[EXERCISE DESCRIPTION]
Write only the number of lines holding the string "members".

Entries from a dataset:
****************
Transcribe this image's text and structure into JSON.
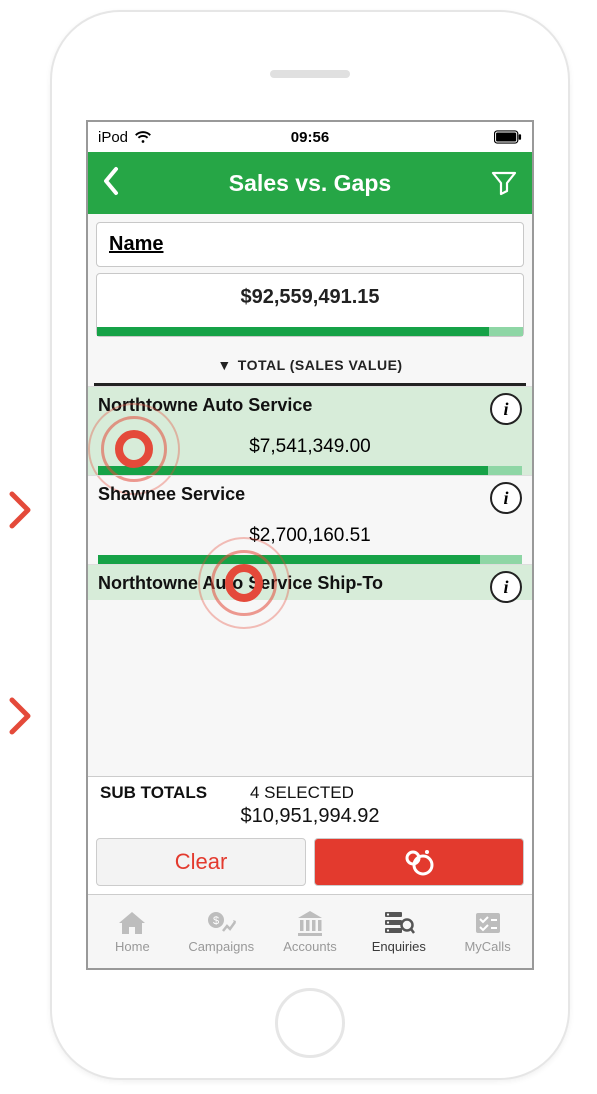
{
  "status": {
    "carrier": "iPod",
    "time": "09:56"
  },
  "nav": {
    "title": "Sales vs. Gaps"
  },
  "name_card": {
    "label": "Name"
  },
  "total": {
    "value": "$92,559,491.15",
    "fill_pct": 92
  },
  "sort": {
    "label": "TOTAL (SALES VALUE)"
  },
  "rows": [
    {
      "name": "Northtowne Auto Service",
      "value": "$7,541,349.00",
      "selected": true,
      "fill_pct": 92
    },
    {
      "name": "Shawnee Service",
      "value": "$2,700,160.51",
      "selected": false,
      "fill_pct": 90
    },
    {
      "name": "Northtowne Auto Service Ship-To",
      "value": "",
      "selected": true,
      "fill_pct": 0
    }
  ],
  "subtotals": {
    "label": "SUB TOTALS",
    "selected": "4 SELECTED",
    "value": "$10,951,994.92"
  },
  "actions": {
    "clear": "Clear"
  },
  "tabs": [
    {
      "id": "home",
      "label": "Home",
      "active": false
    },
    {
      "id": "campaigns",
      "label": "Campaigns",
      "active": false
    },
    {
      "id": "accounts",
      "label": "Accounts",
      "active": false
    },
    {
      "id": "enquiries",
      "label": "Enquiries",
      "active": true
    },
    {
      "id": "mycalls",
      "label": "MyCalls",
      "active": false
    }
  ]
}
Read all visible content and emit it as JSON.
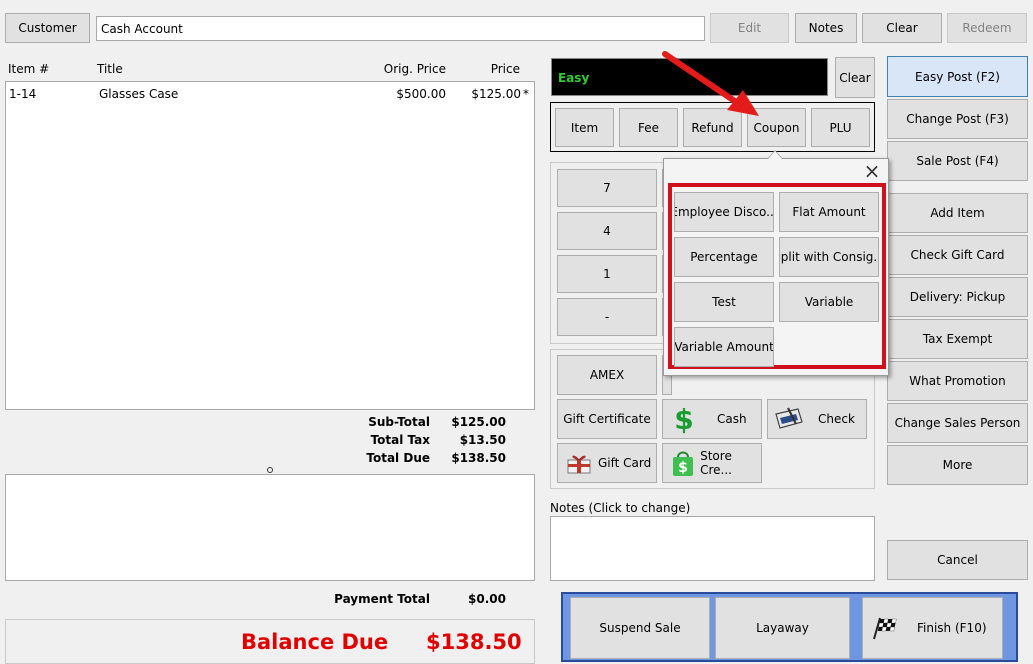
{
  "header": {
    "customer_button": "Customer",
    "customer_value": "Cash Account",
    "edit_button": "Edit",
    "notes_button": "Notes",
    "clear_button": "Clear",
    "redeem_button": "Redeem"
  },
  "grid": {
    "columns": [
      "Item #",
      "Title",
      "Orig. Price",
      "Price"
    ],
    "rows": [
      {
        "item": "1-14",
        "title": "Glasses Case",
        "orig_price": "$500.00",
        "price": "$125.00",
        "marker": "*"
      }
    ]
  },
  "totals": {
    "subtotal_label": "Sub-Total",
    "subtotal_value": "$125.00",
    "tax_label": "Total Tax",
    "tax_value": "$13.50",
    "due_label": "Total Due",
    "due_value": "$138.50",
    "payment_label": "Payment Total",
    "payment_value": "$0.00",
    "balance_label": "Balance Due",
    "balance_value": "$138.50"
  },
  "entry": {
    "display_text": "Easy",
    "clear_button": "Clear",
    "tabs": [
      "Item",
      "Fee",
      "Refund",
      "Coupon",
      "PLU"
    ]
  },
  "keypad": {
    "keys": [
      "7",
      "4",
      "1",
      "-"
    ]
  },
  "coupon_popup": {
    "close": "×",
    "options": [
      "Employee Disco...",
      "Flat Amount",
      "Percentage",
      "Split with Consig...",
      "Test",
      "Variable",
      "Variable Amount"
    ]
  },
  "payments": {
    "amex": "AMEX",
    "gift_certificate": "Gift Certificate",
    "cash": "Cash",
    "check": "Check",
    "gift_card": "Gift Card",
    "store_credit": "Store Cre..."
  },
  "notes": {
    "label": "Notes (Click to change)"
  },
  "right_menu": {
    "easy_post": "Easy Post (F2)",
    "change_post": "Change Post (F3)",
    "sale_post": "Sale Post (F4)",
    "add_item": "Add Item",
    "check_gift_card": "Check Gift Card",
    "delivery": "Delivery: Pickup",
    "tax_exempt": "Tax Exempt",
    "what_promotion": "What Promotion",
    "change_sales_person": "Change Sales Person",
    "more": "More",
    "cancel": "Cancel"
  },
  "footer": {
    "suspend": "Suspend Sale",
    "layaway": "Layaway",
    "finish": "Finish (F10)"
  },
  "colors": {
    "balance_red": "#e00000",
    "highlight_red": "#d0101c",
    "display_green": "#2ecc2e",
    "footer_blue": "#6f96e0"
  }
}
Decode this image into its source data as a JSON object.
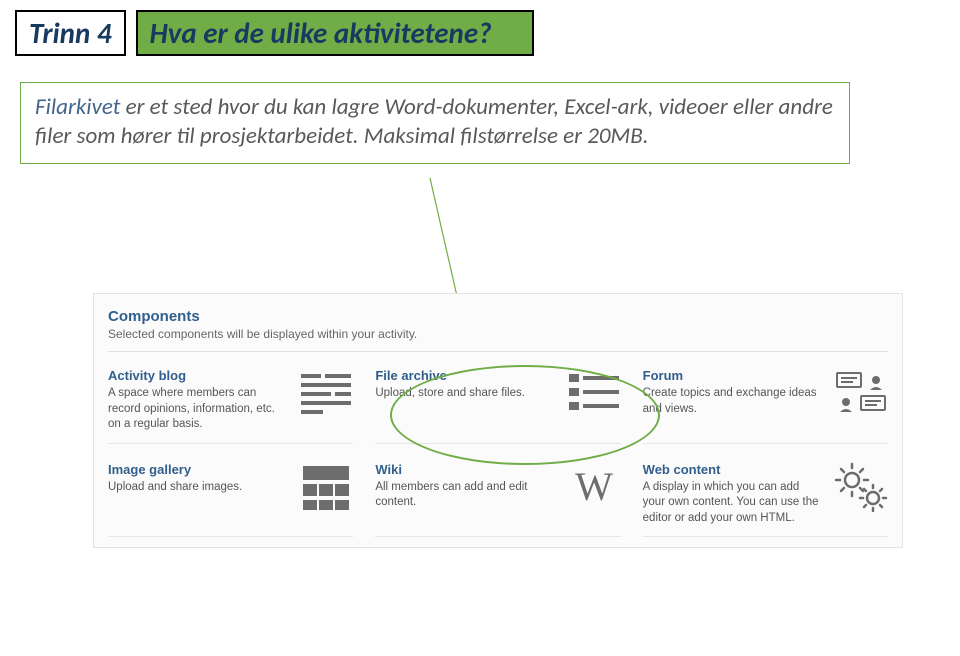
{
  "header": {
    "step_label": "Trinn 4",
    "question": "Hva er de ulike aktivitetene?"
  },
  "callout": {
    "lead": "Filarkivet",
    "body": " er et sted hvor du kan lagre Word-dokumenter, Excel-ark, videoer eller andre filer som hører til prosjektarbeidet. Maksimal filstørrelse er 20MB."
  },
  "panel": {
    "title": "Components",
    "subtitle": "Selected components will be displayed within your activity."
  },
  "components": [
    {
      "title": "Activity blog",
      "desc": "A space where members can record opinions, information, etc. on a regular basis.",
      "icon": "text-lines"
    },
    {
      "title": "File archive",
      "desc": "Upload, store and share files.",
      "icon": "list-lines"
    },
    {
      "title": "Forum",
      "desc": "Create topics and exchange ideas and views.",
      "icon": "forum"
    },
    {
      "title": "Image gallery",
      "desc": "Upload and share images.",
      "icon": "gallery"
    },
    {
      "title": "Wiki",
      "desc": "All members can add and edit content.",
      "icon": "wiki"
    },
    {
      "title": "Web content",
      "desc": "A display in which you can add your own content. You can use the editor or add your own HTML.",
      "icon": "gears"
    }
  ]
}
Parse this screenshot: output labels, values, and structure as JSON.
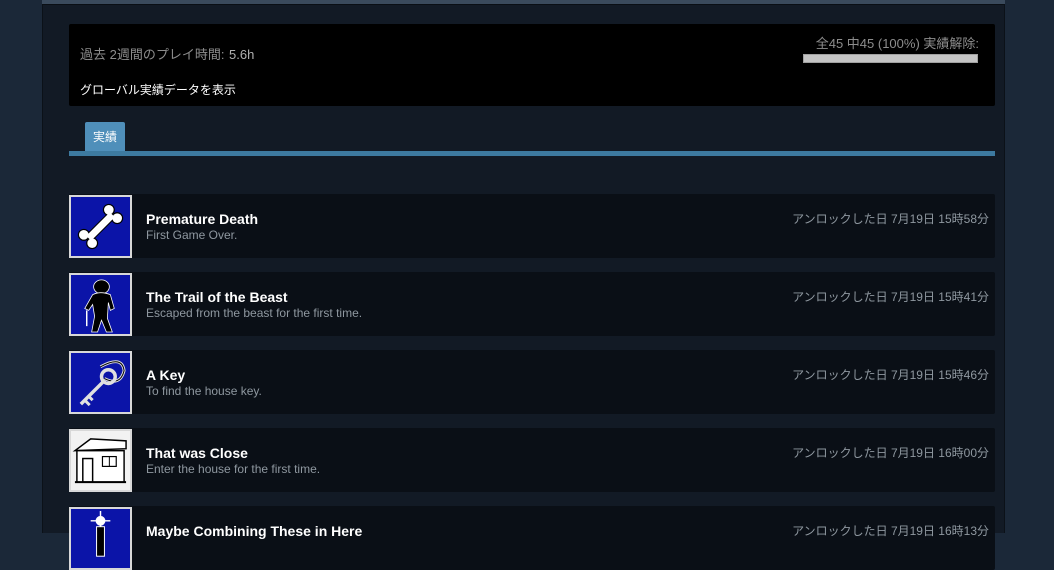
{
  "summary": {
    "playtime_label": "過去 2週間のプレイ時間:",
    "playtime_value": "5.6h",
    "global_link": "グローバル実績データを表示",
    "achievement_count": "全45 中45 (100%) 実績解除:",
    "progress": 1.0
  },
  "tabs": [
    {
      "label": "実績"
    }
  ],
  "achievements": [
    {
      "name": "Premature Death",
      "description": "First Game Over.",
      "unlocked": "アンロックした日 7月19日 15時58分",
      "icon": "bone-icon"
    },
    {
      "name": "The Trail of the Beast",
      "description": "Escaped from the beast for the first time.",
      "unlocked": "アンロックした日 7月19日 15時41分",
      "icon": "beast-silhouette-icon"
    },
    {
      "name": "A Key",
      "description": "To find the house key.",
      "unlocked": "アンロックした日 7月19日 15時46分",
      "icon": "key-icon"
    },
    {
      "name": "That was Close",
      "description": "Enter the house for the first time.",
      "unlocked": "アンロックした日 7月19日 16時00分",
      "icon": "house-icon"
    },
    {
      "name": "Maybe Combining These in Here",
      "description": "",
      "unlocked": "アンロックした日 7月19日 16時13分",
      "icon": "lamp-icon"
    }
  ]
}
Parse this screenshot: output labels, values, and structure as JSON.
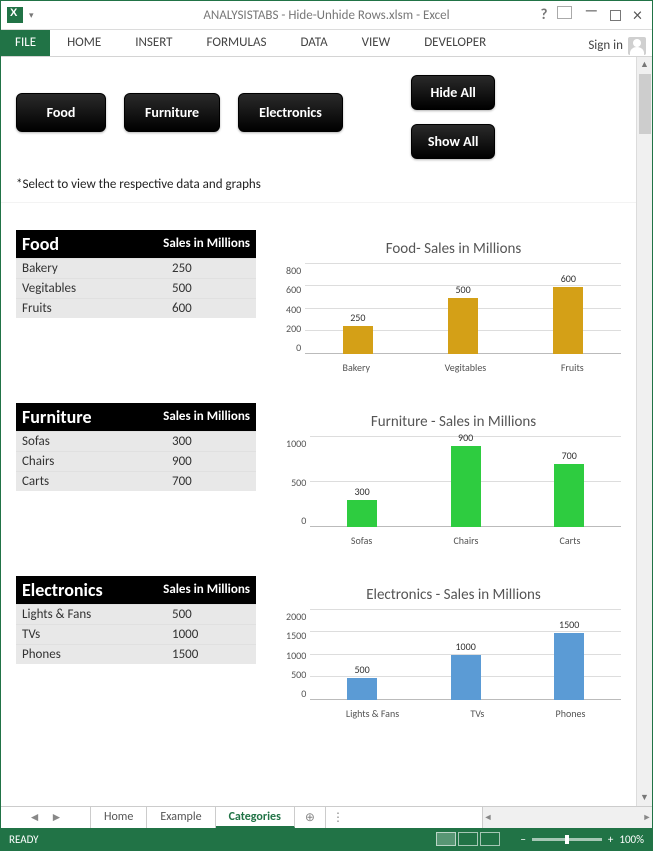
{
  "window": {
    "title": "ANALYSISTABS - Hide-Unhide Rows.xlsm - Excel"
  },
  "menu": {
    "file": "FILE",
    "tabs": [
      "HOME",
      "INSERT",
      "FORMULAS",
      "DATA",
      "VIEW",
      "DEVELOPER"
    ],
    "signin": "Sign in"
  },
  "buttons": {
    "food": "Food",
    "furniture": "Furniture",
    "electronics": "Electronics",
    "hideall": "Hide All",
    "showall": "Show All"
  },
  "hint": "*Select to view the respective data and graphs",
  "col_header": "Sales in Millions",
  "sections": {
    "food": {
      "name": "Food",
      "chart_title": "Food- Sales in Millions",
      "rows": [
        {
          "label": "Bakery",
          "value": "250"
        },
        {
          "label": "Vegitables",
          "value": "500"
        },
        {
          "label": "Fruits",
          "value": "600"
        }
      ],
      "yticks": [
        "800",
        "600",
        "400",
        "200",
        "0"
      ]
    },
    "furniture": {
      "name": "Furniture",
      "chart_title": "Furniture - Sales in Millions",
      "rows": [
        {
          "label": "Sofas",
          "value": "300"
        },
        {
          "label": "Chairs",
          "value": "900"
        },
        {
          "label": "Carts",
          "value": "700"
        }
      ],
      "yticks": [
        "1000",
        "500",
        "0"
      ]
    },
    "electronics": {
      "name": "Electronics",
      "chart_title": "Electronics - Sales in Millions",
      "rows": [
        {
          "label": "Lights & Fans",
          "value": "500"
        },
        {
          "label": "TVs",
          "value": "1000"
        },
        {
          "label": "Phones",
          "value": "1500"
        }
      ],
      "yticks": [
        "2000",
        "1500",
        "1000",
        "500",
        "0"
      ]
    }
  },
  "sheets": {
    "tabs": [
      "Home",
      "Example",
      "Categories"
    ],
    "active": "Categories"
  },
  "status": {
    "ready": "READY",
    "zoom": "100%"
  },
  "chart_data": [
    {
      "type": "bar",
      "title": "Food- Sales in Millions",
      "categories": [
        "Bakery",
        "Vegitables",
        "Fruits"
      ],
      "values": [
        250,
        500,
        600
      ],
      "ylim": [
        0,
        800
      ],
      "color": "#d4a017"
    },
    {
      "type": "bar",
      "title": "Furniture - Sales in Millions",
      "categories": [
        "Sofas",
        "Chairs",
        "Carts"
      ],
      "values": [
        300,
        900,
        700
      ],
      "ylim": [
        0,
        1000
      ],
      "color": "#2ecc40"
    },
    {
      "type": "bar",
      "title": "Electronics - Sales in Millions",
      "categories": [
        "Lights & Fans",
        "TVs",
        "Phones"
      ],
      "values": [
        500,
        1000,
        1500
      ],
      "ylim": [
        0,
        2000
      ],
      "color": "#5b9bd5"
    }
  ]
}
****************
[RESPONSE TO THIS EXERCISE]
2